- The problem
Go through the records below line by line, counting those that contain the word "pressing"; answer with the count only.

(Records from a data source)
****************
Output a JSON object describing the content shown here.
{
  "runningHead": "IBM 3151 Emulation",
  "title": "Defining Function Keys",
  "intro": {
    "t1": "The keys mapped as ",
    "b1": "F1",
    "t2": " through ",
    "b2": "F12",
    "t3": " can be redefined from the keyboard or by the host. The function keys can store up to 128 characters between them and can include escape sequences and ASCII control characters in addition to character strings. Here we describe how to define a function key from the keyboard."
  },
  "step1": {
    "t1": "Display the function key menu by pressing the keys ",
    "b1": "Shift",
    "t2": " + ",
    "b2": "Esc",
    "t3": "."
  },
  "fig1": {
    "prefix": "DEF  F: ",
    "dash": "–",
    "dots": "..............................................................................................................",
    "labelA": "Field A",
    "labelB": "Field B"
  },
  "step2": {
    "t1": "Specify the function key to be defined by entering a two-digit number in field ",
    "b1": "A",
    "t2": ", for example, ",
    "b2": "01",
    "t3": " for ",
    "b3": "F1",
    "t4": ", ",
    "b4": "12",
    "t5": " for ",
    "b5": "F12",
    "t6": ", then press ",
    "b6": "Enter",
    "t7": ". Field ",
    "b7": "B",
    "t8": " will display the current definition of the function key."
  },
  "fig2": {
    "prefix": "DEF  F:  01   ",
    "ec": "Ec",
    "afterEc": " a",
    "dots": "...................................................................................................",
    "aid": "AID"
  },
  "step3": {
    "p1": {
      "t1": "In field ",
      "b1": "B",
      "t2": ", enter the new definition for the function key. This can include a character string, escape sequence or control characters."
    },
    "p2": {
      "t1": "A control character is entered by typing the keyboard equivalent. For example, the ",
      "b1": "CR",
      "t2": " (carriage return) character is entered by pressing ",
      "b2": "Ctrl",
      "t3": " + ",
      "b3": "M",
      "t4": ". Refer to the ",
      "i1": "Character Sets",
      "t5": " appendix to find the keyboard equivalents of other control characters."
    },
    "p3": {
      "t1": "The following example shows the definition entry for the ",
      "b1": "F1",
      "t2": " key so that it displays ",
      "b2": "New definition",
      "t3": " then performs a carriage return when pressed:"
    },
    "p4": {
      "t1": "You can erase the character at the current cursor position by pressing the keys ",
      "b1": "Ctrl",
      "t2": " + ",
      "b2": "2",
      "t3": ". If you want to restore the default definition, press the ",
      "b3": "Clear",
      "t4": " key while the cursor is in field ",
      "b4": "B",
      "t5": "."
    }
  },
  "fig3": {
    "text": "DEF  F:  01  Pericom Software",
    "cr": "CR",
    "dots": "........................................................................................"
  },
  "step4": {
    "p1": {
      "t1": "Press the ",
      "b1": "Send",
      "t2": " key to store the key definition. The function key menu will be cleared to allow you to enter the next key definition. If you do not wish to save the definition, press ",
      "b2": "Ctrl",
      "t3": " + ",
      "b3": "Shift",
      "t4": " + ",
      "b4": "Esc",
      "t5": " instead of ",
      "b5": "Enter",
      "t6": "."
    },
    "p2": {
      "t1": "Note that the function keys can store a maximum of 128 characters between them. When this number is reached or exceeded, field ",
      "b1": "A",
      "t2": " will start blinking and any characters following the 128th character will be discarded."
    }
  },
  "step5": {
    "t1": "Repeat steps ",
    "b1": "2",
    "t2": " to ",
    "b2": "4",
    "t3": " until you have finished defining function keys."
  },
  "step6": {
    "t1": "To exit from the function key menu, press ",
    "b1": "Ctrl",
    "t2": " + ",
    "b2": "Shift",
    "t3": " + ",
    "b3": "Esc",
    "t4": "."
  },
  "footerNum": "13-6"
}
****************
- Task output
3